In the entries below, count the lines holding "göre". Reply with the number only.
-- start DATA EXCERPTS --
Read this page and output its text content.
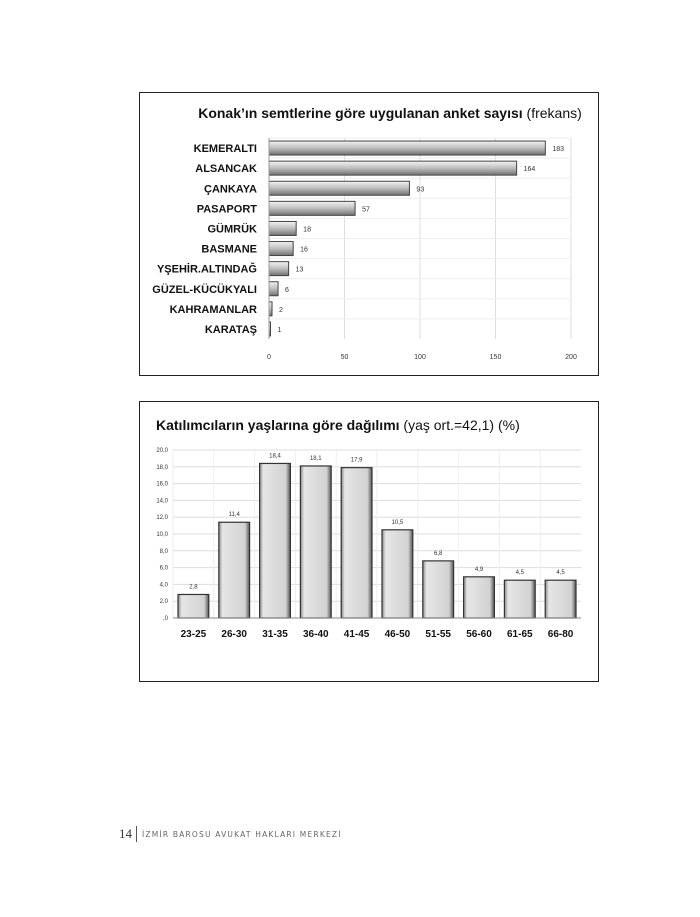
Konak’ın semtlerine göre uygulanan anket sayısı (frekans)
0	50	100	150	200
KEMERALTI	183
ALSANCAK	164
ÇANKAYA	93
PASAPORT	57
GÜMRÜK	18
BASMANE	16
YŞEHİR.ALTINDAĞ	13
GÜZEL-KÜCÜKYALI	6
KAHRAMANLAR	2
KARATAŞ	1
Katılımcıların yaşlarına göre dağılımı (yaş ort.=42,1) (%)
,0
2,0
4,0
6,0
8,0
10,0
12,0
14,0
16,0
18,0
20,0
2,8
23-25
11,4
26-30
18,4
31-35
18,1
36-40
17,9
41-45
10,5
46-50
6,8
51-55
4,9
56-60
4,5
61-65
4,5
66-80
14 İZMİR BAROSU AVUKAT HAKLARI MERKEZİ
-- end DATA EXCERPTS --
FINAL ANSWER: 2